* Work request: Line count for the string "Finnland": state how many lines in the records below hold it, giving only the number.

* Collected data:
-- Opening Marker --

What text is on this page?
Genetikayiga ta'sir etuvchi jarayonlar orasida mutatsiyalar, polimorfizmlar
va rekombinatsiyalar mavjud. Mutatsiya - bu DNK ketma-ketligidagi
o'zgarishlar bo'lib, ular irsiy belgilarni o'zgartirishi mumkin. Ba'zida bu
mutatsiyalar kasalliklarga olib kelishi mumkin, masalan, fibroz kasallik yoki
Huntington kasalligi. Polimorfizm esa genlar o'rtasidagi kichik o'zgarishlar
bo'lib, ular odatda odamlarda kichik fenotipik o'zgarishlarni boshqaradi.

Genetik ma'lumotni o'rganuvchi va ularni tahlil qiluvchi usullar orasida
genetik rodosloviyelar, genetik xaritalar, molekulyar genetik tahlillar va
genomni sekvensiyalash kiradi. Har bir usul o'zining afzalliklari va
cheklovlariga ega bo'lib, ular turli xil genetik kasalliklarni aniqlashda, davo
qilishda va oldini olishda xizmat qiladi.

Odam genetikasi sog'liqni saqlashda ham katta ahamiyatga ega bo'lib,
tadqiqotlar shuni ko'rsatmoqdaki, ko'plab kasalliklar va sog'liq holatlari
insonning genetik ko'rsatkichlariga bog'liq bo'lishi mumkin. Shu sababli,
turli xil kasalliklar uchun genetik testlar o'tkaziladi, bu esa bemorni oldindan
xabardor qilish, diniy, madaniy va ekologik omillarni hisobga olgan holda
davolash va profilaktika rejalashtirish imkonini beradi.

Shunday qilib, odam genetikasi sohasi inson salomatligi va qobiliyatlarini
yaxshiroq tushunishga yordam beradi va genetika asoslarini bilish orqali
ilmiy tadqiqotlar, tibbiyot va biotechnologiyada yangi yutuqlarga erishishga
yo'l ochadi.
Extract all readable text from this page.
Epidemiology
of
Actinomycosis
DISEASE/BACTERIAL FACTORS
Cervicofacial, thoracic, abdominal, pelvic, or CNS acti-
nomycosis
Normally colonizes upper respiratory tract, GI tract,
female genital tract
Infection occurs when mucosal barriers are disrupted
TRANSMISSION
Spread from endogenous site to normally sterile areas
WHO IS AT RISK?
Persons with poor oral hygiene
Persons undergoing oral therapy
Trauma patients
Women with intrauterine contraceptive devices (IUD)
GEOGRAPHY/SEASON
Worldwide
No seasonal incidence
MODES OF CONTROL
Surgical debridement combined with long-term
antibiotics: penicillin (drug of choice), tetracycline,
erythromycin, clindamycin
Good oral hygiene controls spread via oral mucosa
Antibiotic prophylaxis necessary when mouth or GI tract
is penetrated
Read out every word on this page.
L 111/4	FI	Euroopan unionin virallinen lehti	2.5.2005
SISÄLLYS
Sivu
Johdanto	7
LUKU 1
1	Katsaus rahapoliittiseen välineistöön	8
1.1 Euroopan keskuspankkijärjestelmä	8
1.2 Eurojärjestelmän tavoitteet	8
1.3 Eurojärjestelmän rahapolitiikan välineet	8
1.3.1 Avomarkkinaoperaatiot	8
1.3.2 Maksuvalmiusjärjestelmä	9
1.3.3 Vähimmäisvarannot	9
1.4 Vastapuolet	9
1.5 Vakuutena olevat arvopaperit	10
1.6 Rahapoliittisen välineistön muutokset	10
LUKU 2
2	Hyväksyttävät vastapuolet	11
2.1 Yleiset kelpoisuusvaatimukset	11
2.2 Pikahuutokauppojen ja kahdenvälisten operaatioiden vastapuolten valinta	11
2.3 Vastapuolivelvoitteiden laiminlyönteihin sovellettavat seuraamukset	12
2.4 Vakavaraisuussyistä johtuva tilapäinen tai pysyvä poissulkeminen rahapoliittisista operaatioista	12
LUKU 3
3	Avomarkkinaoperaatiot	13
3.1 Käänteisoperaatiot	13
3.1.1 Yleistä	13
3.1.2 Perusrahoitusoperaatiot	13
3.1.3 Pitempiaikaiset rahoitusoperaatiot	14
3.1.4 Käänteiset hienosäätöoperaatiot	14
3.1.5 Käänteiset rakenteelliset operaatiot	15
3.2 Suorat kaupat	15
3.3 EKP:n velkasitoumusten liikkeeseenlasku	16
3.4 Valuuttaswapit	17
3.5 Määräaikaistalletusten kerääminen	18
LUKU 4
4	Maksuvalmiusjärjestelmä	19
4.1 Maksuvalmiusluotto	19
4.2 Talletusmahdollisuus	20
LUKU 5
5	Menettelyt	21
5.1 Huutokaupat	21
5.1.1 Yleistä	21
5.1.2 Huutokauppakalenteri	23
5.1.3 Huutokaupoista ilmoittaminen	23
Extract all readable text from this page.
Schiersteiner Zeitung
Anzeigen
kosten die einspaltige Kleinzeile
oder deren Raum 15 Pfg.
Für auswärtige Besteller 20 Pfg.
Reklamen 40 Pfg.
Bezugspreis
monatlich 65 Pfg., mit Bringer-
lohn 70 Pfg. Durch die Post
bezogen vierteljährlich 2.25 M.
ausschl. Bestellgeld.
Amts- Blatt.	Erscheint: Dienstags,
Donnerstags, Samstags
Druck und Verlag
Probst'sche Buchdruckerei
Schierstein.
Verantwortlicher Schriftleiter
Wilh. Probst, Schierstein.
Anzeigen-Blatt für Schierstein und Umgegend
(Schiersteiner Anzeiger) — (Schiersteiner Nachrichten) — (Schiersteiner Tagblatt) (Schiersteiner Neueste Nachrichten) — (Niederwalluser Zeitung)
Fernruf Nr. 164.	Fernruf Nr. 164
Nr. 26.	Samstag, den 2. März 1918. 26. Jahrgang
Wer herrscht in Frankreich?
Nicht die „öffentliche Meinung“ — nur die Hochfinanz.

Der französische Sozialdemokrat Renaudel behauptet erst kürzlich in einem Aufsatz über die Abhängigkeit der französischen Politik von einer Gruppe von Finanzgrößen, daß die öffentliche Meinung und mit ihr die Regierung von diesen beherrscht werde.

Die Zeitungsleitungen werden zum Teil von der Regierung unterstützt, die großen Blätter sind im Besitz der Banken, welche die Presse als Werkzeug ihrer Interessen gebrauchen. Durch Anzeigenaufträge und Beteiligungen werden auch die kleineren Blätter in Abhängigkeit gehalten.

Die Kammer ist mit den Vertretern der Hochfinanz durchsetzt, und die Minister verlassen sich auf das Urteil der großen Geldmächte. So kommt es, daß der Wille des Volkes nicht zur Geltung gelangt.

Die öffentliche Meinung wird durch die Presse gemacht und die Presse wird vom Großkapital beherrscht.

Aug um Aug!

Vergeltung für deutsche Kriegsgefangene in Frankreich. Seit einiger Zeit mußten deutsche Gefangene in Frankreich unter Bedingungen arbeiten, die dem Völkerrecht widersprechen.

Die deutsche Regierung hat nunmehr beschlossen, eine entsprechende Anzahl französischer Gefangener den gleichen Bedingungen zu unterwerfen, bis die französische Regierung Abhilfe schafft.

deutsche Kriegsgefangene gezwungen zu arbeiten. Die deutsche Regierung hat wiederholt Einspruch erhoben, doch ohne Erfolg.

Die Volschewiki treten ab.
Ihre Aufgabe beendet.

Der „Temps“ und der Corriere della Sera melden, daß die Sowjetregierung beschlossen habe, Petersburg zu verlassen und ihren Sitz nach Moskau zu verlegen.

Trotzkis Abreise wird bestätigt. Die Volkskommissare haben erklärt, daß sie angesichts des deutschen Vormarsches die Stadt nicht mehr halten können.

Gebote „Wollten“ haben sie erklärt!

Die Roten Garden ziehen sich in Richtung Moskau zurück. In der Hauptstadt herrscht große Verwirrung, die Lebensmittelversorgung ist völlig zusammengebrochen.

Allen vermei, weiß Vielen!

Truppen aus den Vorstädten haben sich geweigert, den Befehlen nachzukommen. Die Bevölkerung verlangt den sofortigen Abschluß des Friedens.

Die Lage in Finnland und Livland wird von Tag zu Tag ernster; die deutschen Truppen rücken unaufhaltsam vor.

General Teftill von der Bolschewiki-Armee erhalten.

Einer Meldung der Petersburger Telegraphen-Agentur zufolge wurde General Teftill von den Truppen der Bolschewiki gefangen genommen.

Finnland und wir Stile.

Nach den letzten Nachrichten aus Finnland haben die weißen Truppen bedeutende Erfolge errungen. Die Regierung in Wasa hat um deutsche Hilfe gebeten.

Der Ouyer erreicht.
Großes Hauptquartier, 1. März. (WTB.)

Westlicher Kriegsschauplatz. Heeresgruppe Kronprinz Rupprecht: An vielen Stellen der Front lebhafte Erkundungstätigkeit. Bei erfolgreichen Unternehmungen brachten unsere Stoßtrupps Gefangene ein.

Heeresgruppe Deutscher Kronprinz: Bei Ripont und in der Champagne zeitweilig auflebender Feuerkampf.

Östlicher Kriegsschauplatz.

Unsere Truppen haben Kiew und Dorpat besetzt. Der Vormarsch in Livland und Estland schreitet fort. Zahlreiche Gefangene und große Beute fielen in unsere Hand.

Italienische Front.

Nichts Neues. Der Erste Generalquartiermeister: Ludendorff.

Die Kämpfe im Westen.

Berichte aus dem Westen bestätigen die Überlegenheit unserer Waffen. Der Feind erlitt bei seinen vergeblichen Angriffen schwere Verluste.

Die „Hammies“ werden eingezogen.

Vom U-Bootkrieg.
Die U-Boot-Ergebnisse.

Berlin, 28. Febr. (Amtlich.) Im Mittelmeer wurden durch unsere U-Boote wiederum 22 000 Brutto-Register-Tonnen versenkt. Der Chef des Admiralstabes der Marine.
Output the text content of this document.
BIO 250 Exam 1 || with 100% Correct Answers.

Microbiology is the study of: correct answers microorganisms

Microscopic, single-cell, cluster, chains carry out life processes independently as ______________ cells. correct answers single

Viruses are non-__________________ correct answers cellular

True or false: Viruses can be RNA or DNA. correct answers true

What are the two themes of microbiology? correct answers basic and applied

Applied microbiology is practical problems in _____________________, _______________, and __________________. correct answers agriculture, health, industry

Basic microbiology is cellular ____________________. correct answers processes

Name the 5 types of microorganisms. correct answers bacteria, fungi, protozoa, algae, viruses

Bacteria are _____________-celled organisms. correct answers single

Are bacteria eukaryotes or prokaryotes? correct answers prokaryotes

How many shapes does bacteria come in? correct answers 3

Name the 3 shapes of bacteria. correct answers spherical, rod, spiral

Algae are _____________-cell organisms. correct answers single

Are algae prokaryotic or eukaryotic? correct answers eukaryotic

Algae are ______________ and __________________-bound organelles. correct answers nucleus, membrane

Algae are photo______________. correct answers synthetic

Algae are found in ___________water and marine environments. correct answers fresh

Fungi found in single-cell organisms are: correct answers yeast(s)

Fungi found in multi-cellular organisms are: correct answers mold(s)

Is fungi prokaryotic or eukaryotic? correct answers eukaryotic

-- Closing Marker --

* Your response: 3